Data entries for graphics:

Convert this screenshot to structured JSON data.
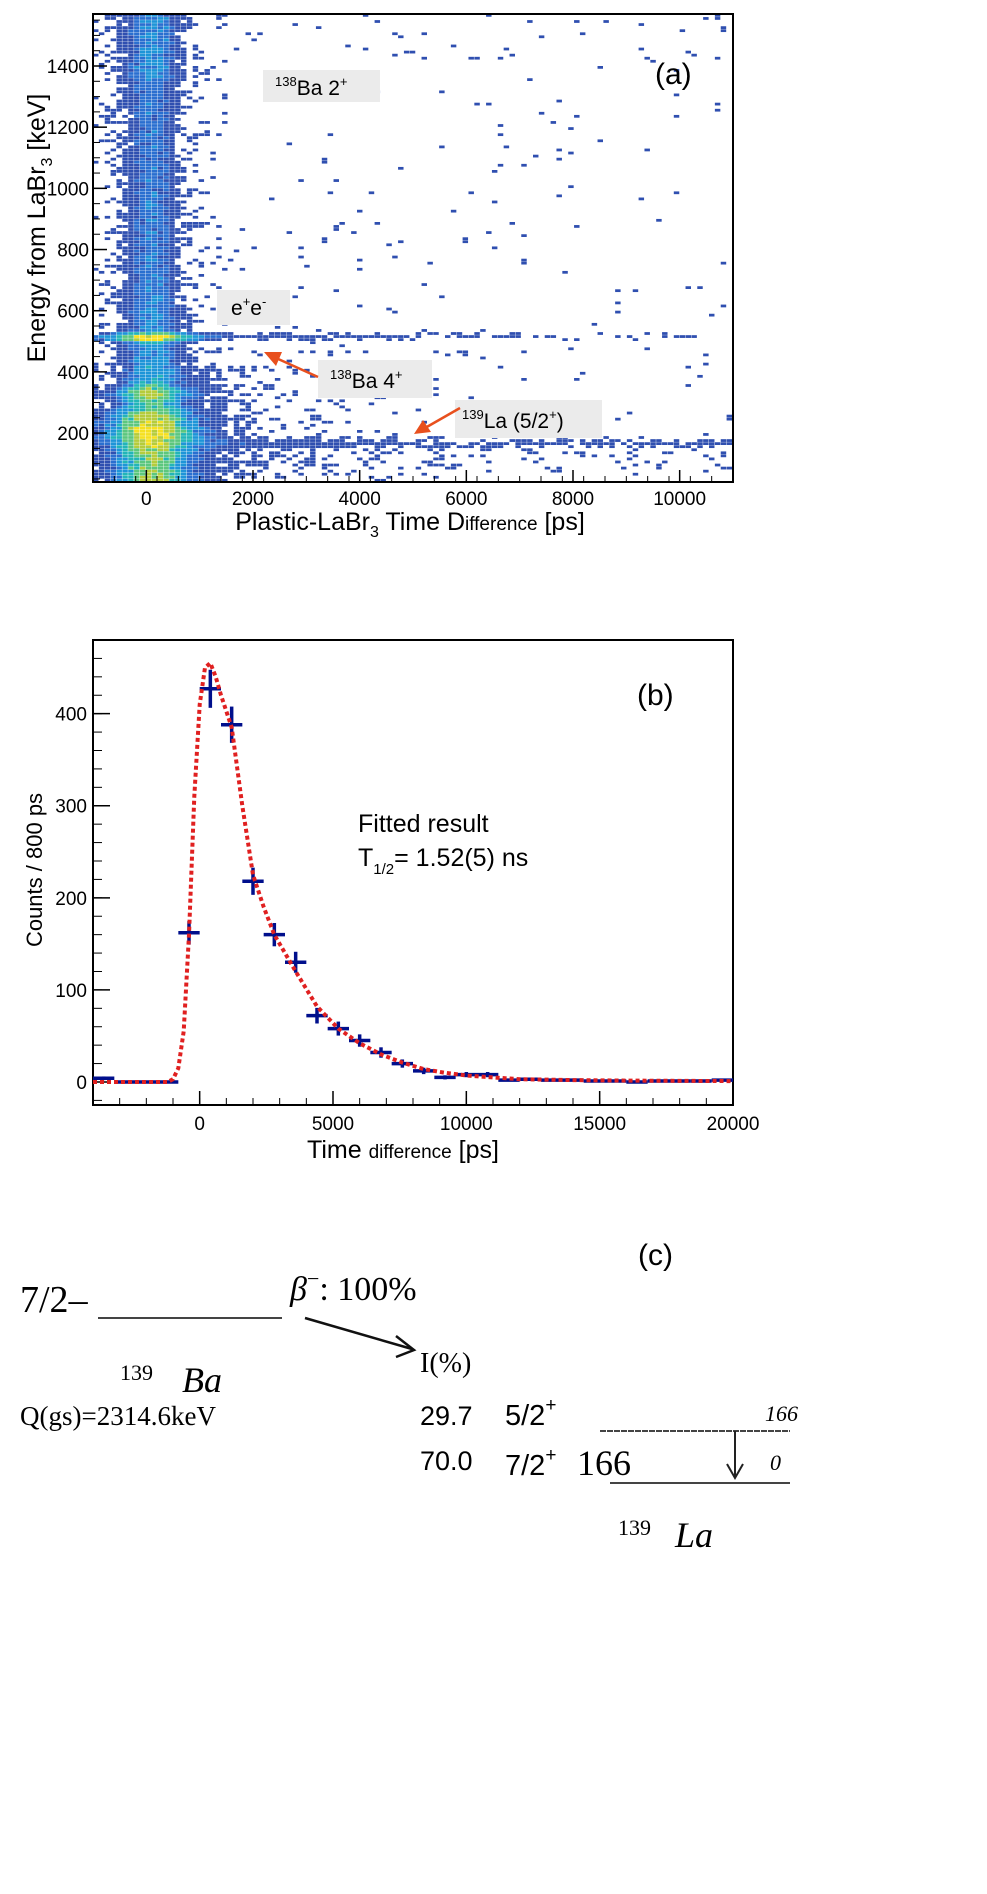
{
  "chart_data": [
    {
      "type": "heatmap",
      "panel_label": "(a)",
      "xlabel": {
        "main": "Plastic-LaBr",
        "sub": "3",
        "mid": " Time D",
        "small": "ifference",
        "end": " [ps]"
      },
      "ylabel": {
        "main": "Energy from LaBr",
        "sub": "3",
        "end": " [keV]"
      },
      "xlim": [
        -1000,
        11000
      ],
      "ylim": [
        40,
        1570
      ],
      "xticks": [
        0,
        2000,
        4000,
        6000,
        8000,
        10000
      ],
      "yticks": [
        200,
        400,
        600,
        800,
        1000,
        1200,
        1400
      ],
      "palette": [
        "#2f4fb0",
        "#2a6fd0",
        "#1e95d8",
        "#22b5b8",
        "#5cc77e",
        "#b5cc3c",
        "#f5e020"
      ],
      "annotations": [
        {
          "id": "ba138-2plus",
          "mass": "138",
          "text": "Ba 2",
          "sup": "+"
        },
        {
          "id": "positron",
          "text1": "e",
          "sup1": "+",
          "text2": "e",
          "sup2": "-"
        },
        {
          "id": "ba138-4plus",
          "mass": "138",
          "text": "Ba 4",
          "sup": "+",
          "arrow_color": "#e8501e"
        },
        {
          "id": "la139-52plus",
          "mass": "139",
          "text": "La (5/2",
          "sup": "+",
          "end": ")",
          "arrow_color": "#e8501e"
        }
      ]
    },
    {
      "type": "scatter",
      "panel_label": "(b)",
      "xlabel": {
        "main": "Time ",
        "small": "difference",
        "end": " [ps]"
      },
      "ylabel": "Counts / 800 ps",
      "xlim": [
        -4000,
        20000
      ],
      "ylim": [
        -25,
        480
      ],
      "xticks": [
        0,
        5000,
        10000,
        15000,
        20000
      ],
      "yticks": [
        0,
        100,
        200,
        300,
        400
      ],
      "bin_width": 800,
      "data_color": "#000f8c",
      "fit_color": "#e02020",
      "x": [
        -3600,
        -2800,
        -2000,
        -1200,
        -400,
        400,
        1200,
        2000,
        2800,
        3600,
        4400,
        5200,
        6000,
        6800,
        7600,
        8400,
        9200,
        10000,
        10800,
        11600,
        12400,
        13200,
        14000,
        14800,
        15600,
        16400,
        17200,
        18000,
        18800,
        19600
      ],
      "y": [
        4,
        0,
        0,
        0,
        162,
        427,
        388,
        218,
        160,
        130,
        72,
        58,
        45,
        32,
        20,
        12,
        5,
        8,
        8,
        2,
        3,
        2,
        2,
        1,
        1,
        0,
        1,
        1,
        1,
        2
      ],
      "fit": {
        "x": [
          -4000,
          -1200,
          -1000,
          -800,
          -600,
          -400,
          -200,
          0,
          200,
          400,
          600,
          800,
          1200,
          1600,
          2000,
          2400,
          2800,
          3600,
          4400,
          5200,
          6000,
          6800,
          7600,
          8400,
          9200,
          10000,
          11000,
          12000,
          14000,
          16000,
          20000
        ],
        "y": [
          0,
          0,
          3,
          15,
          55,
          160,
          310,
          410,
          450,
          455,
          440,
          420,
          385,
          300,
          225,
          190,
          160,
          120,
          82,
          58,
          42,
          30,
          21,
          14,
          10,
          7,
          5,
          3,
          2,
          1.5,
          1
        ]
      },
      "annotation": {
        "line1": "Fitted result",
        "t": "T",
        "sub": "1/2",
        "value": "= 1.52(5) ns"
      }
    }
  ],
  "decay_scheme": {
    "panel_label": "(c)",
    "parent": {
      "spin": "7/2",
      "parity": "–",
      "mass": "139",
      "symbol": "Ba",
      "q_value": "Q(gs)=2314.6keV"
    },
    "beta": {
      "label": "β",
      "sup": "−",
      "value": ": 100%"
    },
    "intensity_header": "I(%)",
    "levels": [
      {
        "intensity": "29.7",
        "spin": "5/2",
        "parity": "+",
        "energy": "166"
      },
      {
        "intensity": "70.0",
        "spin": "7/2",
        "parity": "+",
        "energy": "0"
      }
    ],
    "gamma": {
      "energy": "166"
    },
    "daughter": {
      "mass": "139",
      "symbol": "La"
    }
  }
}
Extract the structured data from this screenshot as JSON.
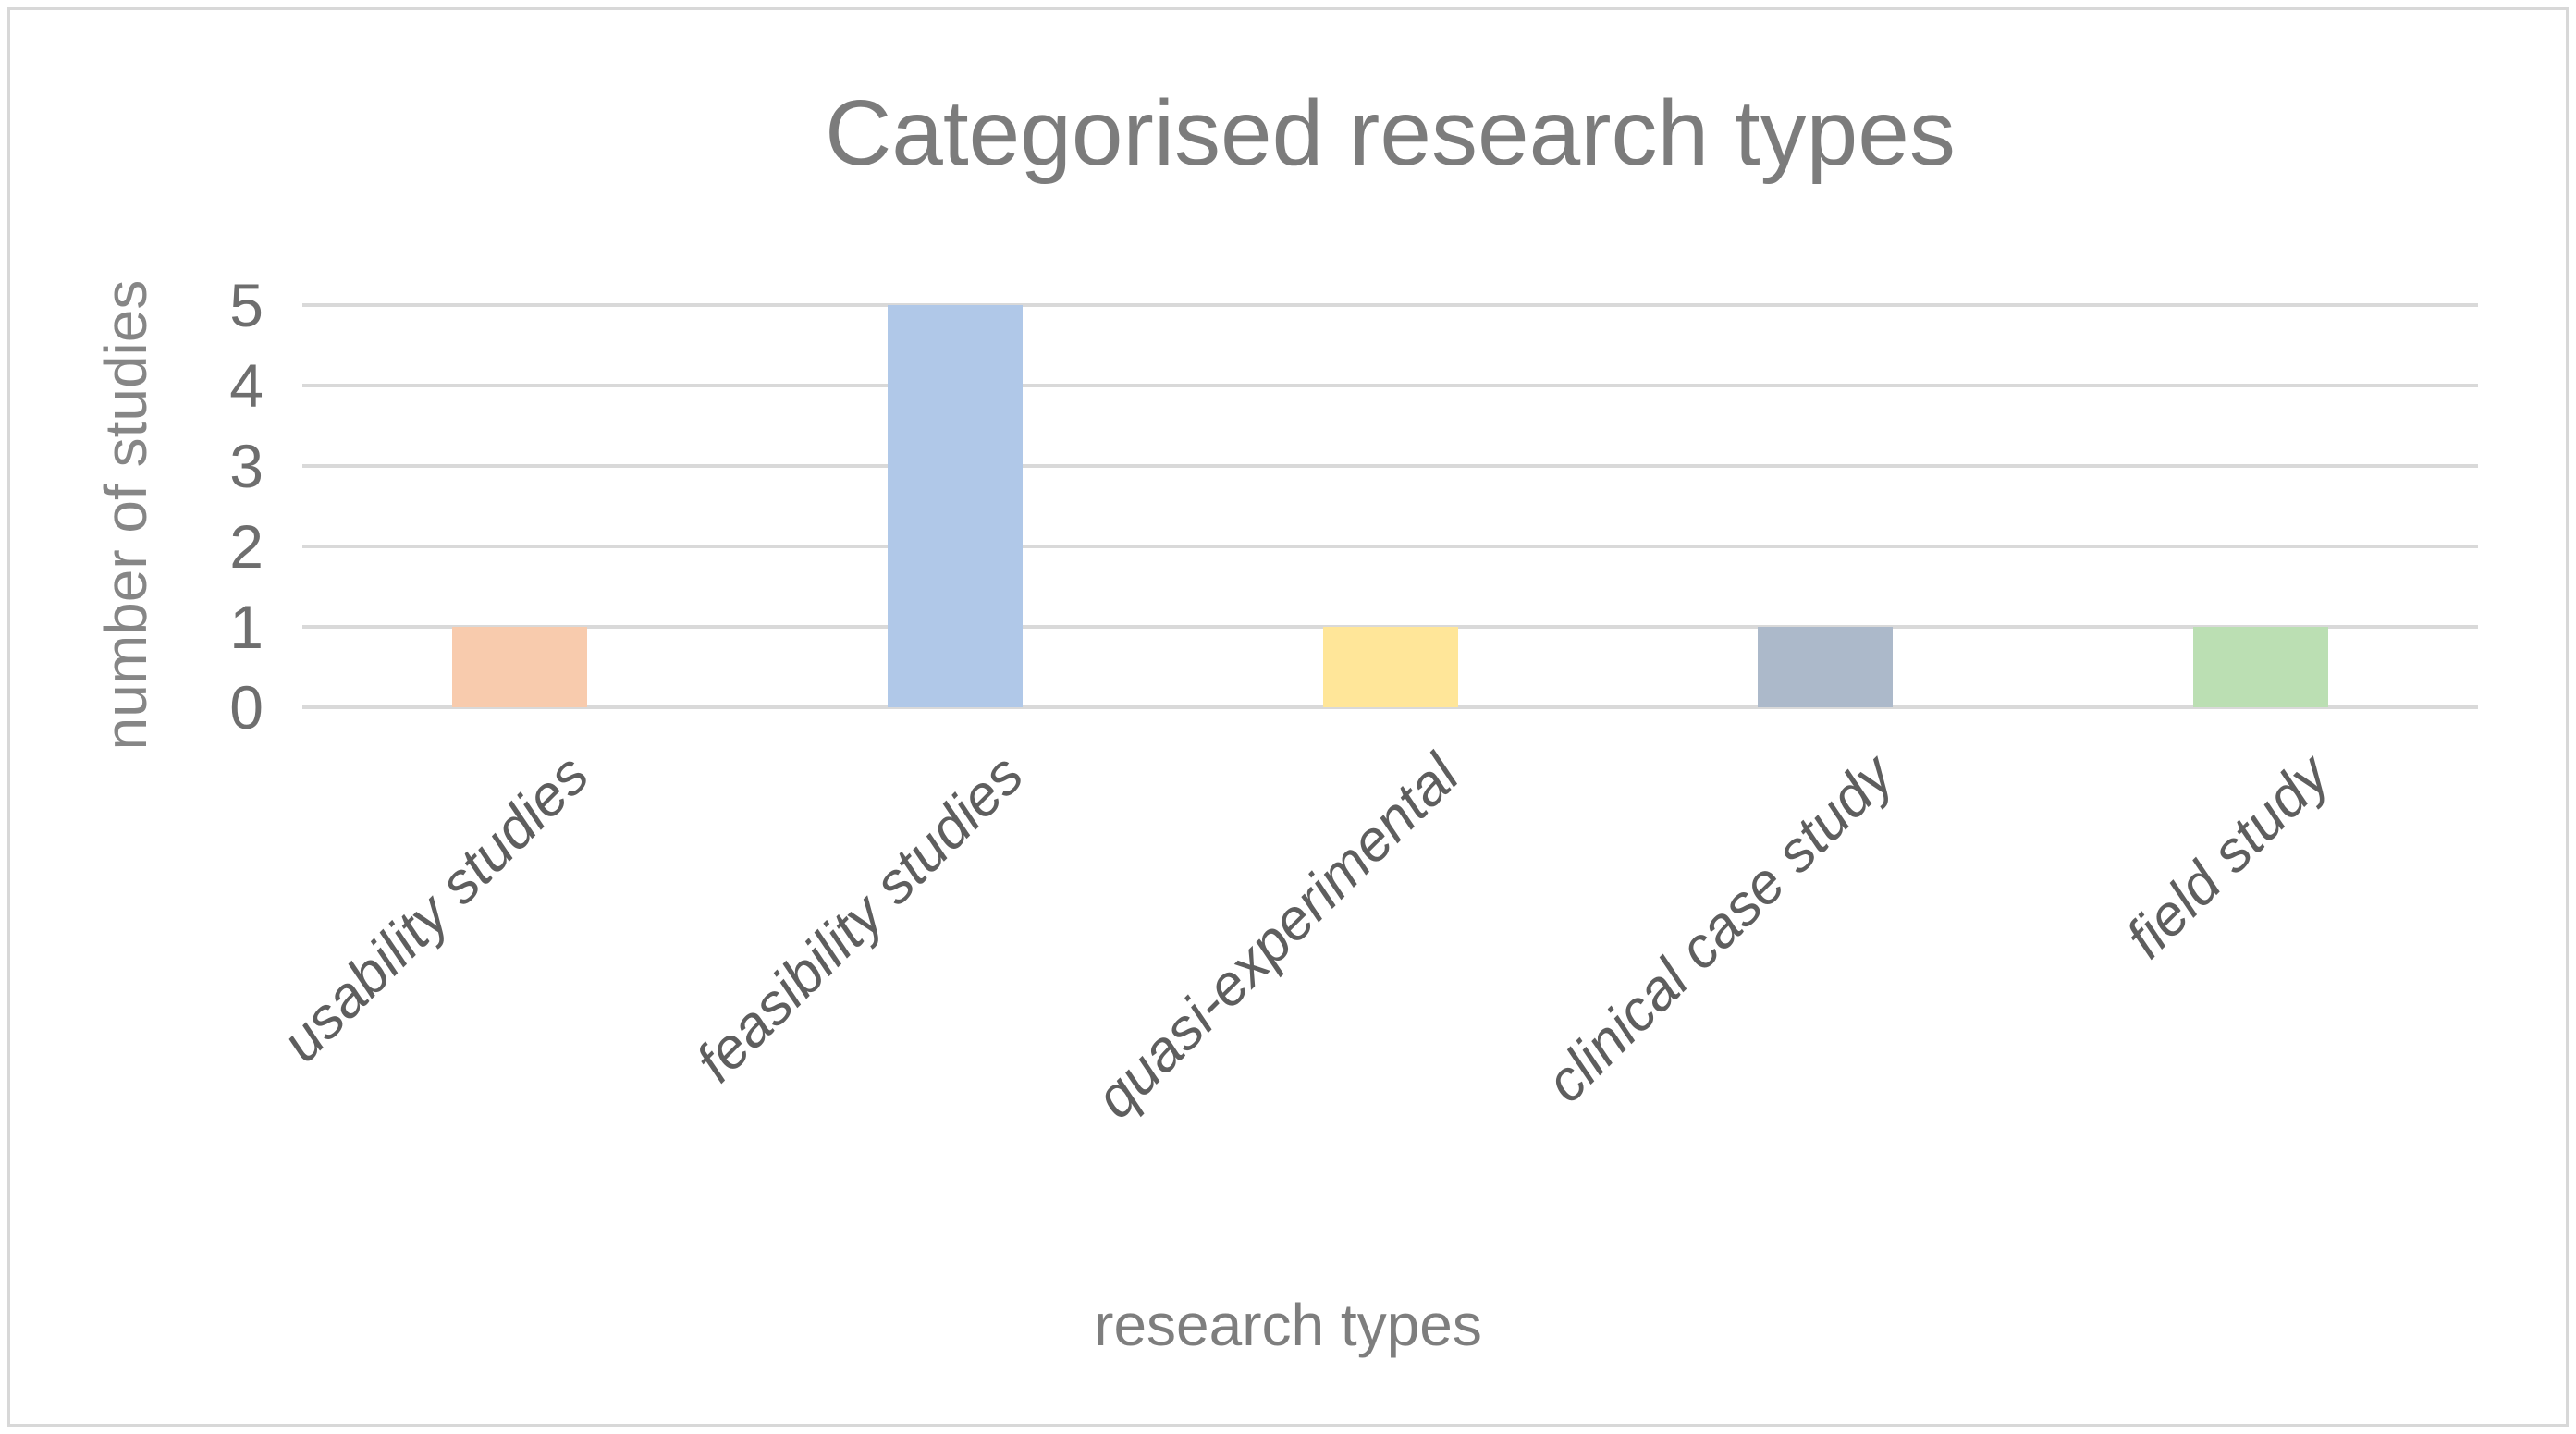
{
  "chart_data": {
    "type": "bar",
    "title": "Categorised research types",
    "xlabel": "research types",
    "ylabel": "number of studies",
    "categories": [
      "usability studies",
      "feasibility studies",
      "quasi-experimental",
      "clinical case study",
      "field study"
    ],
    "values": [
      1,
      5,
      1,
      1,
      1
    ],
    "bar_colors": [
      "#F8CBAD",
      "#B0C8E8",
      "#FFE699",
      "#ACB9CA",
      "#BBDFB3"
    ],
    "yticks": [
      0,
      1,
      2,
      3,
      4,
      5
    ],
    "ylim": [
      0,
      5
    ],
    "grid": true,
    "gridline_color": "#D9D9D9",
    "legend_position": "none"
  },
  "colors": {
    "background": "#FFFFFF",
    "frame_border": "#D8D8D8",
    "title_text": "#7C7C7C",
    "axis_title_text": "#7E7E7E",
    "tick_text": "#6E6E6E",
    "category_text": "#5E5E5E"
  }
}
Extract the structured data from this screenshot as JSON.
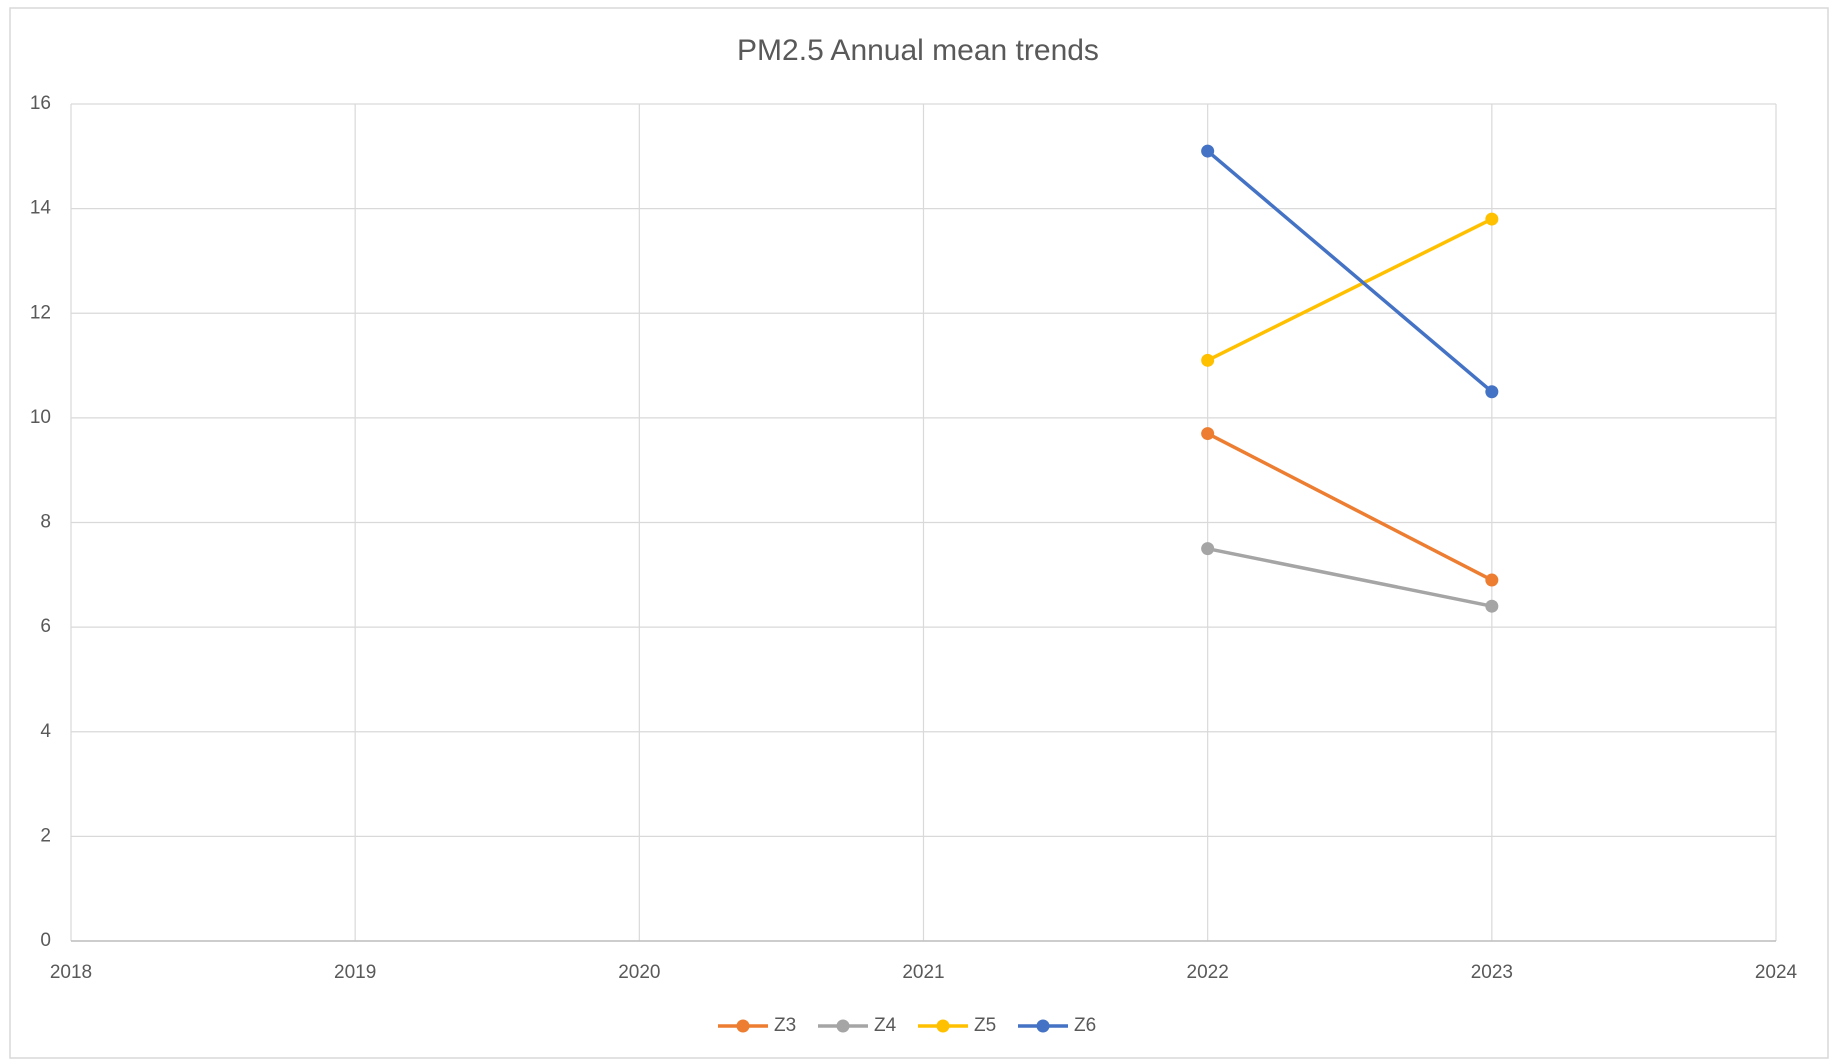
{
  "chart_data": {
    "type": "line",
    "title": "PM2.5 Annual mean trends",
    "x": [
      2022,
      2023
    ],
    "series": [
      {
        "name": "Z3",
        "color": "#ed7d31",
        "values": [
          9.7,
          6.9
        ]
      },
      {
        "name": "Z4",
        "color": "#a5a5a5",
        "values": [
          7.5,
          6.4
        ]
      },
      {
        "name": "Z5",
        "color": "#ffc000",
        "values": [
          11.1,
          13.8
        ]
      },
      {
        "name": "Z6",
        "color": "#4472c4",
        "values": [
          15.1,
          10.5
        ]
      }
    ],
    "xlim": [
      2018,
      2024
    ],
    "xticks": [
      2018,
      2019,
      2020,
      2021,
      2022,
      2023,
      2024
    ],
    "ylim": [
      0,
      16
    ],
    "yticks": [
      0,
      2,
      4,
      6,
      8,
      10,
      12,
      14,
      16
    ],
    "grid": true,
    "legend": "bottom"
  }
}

- _SHORT PROBLEM_
Where a line holds "types", copy that line.

- _ANSWER TO THE EXERCISE_
    "title": "Categorised research types",
    "xlabel": "research types",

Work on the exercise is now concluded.